EXERCISE DIRECTIONS: Arrange the lines of the material as a numbered list, leaving out any blank lines, from the start through the line that contains "- item-time: 4:30 PM: [159, 1064, 204, 1078]", including both ends.

(Region and label listings)
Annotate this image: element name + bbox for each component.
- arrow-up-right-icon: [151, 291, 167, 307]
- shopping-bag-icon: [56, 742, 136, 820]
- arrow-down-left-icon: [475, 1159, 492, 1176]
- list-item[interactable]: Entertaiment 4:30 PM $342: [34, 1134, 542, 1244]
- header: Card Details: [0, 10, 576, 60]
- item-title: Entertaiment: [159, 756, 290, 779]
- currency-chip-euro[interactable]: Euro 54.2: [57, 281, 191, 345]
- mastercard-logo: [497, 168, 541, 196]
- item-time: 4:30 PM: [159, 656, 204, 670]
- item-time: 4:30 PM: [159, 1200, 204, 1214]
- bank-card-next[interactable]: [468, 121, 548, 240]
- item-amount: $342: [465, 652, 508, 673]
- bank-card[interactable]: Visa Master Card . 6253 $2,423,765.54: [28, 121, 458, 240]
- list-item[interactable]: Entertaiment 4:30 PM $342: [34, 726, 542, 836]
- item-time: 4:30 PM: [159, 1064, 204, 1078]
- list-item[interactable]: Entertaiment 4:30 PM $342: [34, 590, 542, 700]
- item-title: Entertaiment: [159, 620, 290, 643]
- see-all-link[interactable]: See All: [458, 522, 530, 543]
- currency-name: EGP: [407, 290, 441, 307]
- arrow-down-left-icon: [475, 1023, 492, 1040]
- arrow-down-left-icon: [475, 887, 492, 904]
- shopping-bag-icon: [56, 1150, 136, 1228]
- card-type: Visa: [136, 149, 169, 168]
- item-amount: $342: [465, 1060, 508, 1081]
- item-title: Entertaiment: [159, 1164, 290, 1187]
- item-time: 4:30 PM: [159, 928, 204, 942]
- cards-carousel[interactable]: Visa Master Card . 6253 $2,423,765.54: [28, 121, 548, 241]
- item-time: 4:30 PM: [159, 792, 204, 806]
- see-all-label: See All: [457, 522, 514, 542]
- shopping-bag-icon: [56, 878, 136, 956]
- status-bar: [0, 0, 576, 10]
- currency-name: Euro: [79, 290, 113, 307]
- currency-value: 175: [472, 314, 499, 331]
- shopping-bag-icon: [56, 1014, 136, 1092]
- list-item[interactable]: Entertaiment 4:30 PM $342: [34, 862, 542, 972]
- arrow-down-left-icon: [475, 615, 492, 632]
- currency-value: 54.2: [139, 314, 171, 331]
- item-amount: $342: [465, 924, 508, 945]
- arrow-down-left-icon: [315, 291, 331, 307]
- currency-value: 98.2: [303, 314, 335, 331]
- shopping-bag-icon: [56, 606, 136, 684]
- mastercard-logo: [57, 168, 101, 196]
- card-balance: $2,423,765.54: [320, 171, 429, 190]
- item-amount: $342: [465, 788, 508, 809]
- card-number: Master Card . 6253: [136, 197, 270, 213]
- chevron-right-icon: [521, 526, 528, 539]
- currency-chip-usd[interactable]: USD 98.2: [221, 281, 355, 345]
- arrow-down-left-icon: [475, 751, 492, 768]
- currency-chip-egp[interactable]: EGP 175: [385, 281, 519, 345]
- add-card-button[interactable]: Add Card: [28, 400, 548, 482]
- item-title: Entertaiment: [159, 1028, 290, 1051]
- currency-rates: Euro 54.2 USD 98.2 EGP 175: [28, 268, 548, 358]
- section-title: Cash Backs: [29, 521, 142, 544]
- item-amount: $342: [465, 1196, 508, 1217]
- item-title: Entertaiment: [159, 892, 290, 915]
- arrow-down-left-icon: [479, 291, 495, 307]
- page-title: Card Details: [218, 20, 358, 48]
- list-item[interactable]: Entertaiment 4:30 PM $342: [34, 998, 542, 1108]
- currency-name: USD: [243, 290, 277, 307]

SOLUTION:
1. Annotate this image: element name + bbox for each component.
2. - arrow-up-right-icon: [151, 291, 167, 307]
3. - shopping-bag-icon: [56, 742, 136, 820]
4. - arrow-down-left-icon: [475, 1159, 492, 1176]
5. - list-item[interactable]: Entertaiment 4:30 PM $342: [34, 1134, 542, 1244]
6. - header: Card Details: [0, 10, 576, 60]
7. - item-title: Entertaiment: [159, 756, 290, 779]
8. - currency-chip-euro[interactable]: Euro 54.2: [57, 281, 191, 345]
9. - mastercard-logo: [497, 168, 541, 196]
10. - item-time: 4:30 PM: [159, 656, 204, 670]
11. - item-time: 4:30 PM: [159, 1200, 204, 1214]
12. - bank-card-next[interactable]: [468, 121, 548, 240]
13. - item-amount: $342: [465, 652, 508, 673]
14. - bank-card[interactable]: Visa Master Card . 6253 $2,423,765.54: [28, 121, 458, 240]
15. - list-item[interactable]: Entertaiment 4:30 PM $342: [34, 726, 542, 836]
16. - item-time: 4:30 PM: [159, 1064, 204, 1078]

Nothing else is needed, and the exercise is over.